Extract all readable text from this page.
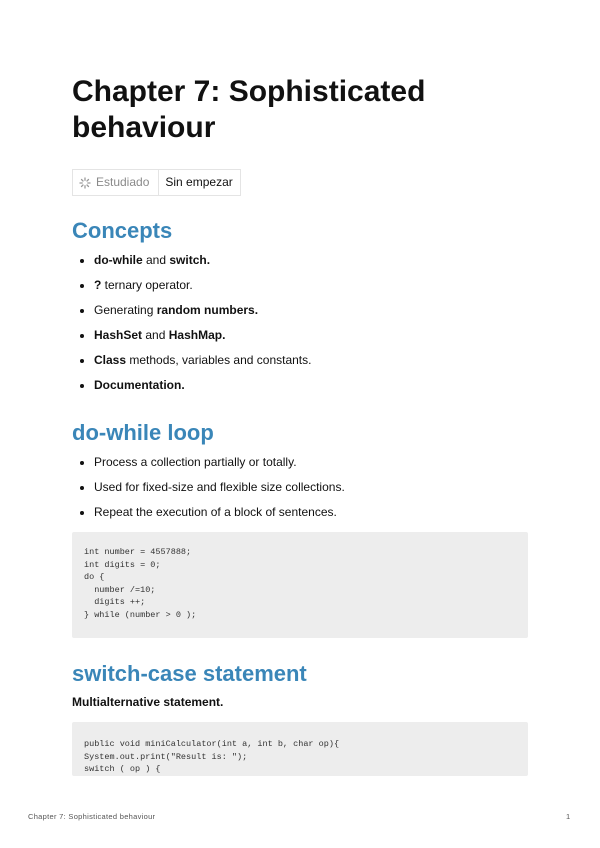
Chapter 7: Sophisticated behaviour
Estudiado	Sin empezar
Concepts
do-while and switch.
? ternary operator.
Generating random numbers.
HashSet and HashMap.
Class methods, variables and constants.
Documentation.
do-while loop
Process a collection partially or totally.
Used for fixed-size and flexible size collections.
Repeat the execution of a block of sentences.
int number = 4557888;
int digits = 0;
do {
number /=10;
digits ++;
} while (number > 0 );
switch-case statement

Multialternative statement.

public void miniCalculator(int a, int b, char op){
System.out.print("Result is: ");
switch ( op ) {
Chapter 7: Sophisticated behaviour	1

--*--

To be done: Copy all the records above exactly, but leave out the pictures.

Worked answer:
Extract all readable text from this page.
Chapter 7: Sophisticated behaviour
Estudiado	Sin empezar
Concepts
do-while and switch.
? ternary operator.
Generating random numbers.
HashSet and HashMap.
Class methods, variables and constants.
Documentation.
do-while loop
Process a collection partially or totally.
Used for fixed-size and flexible size collections.
Repeat the execution of a block of sentences.
int number = 4557888;
int digits = 0;
do {
number /=10;
digits ++;
} while (number > 0 );
switch-case statement

Multialternative statement.

public void miniCalculator(int a, int b, char op){
System.out.print("Result is: ");
switch ( op ) {
Chapter 7: Sophisticated behaviour	1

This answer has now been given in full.